• **Instruction**
Reproduce each record exactly.

━━ Given entries

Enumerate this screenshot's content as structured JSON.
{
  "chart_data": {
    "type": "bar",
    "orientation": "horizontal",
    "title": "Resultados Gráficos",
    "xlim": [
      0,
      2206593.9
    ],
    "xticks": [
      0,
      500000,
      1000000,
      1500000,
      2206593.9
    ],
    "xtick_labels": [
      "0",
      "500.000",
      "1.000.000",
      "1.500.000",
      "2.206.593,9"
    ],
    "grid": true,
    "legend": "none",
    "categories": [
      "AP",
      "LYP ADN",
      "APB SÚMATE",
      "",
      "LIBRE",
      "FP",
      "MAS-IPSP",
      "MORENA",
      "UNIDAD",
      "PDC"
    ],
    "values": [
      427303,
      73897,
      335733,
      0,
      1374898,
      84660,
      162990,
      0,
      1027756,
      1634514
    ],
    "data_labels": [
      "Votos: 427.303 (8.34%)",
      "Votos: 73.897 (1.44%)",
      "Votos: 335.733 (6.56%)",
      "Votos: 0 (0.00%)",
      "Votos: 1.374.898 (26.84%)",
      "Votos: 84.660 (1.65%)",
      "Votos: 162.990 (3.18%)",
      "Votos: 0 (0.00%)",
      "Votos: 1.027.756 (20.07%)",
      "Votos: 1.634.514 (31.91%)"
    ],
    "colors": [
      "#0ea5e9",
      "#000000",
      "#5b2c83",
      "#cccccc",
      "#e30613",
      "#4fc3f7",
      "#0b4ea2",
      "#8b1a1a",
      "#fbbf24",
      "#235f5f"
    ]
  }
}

━━━━

• **Exercise response**
Enumerate this screenshot's content as structured JSON.
{
  "chart_data": {
    "type": "bar",
    "orientation": "horizontal",
    "title": "Resultados Gráficos",
    "xlim": [
      0,
      2206593.9
    ],
    "xticks": [
      0,
      500000,
      1000000,
      1500000,
      2206593.9
    ],
    "xtick_labels": [
      "0",
      "500.000",
      "1.000.000",
      "1.500.000",
      "2.206.593,9"
    ],
    "grid": true,
    "legend": "none",
    "categories": [
      "AP",
      "LYP ADN",
      "APB SÚMATE",
      "",
      "LIBRE",
      "FP",
      "MAS-IPSP",
      "MORENA",
      "UNIDAD",
      "PDC"
    ],
    "values": [
      427303,
      73897,
      335733,
      0,
      1374898,
      84660,
      162990,
      0,
      1027756,
      1634514
    ],
    "data_labels": [
      "Votos: 427.303 (8.34%)",
      "Votos: 73.897 (1.44%)",
      "Votos: 335.733 (6.56%)",
      "Votos: 0 (0.00%)",
      "Votos: 1.374.898 (26.84%)",
      "Votos: 84.660 (1.65%)",
      "Votos: 162.990 (3.18%)",
      "Votos: 0 (0.00%)",
      "Votos: 1.027.756 (20.07%)",
      "Votos: 1.634.514 (31.91%)"
    ],
    "colors": [
      "#0ea5e9",
      "#000000",
      "#5b2c83",
      "#cccccc",
      "#e30613",
      "#4fc3f7",
      "#0b4ea2",
      "#8b1a1a",
      "#fbbf24",
      "#235f5f"
    ]
  }
}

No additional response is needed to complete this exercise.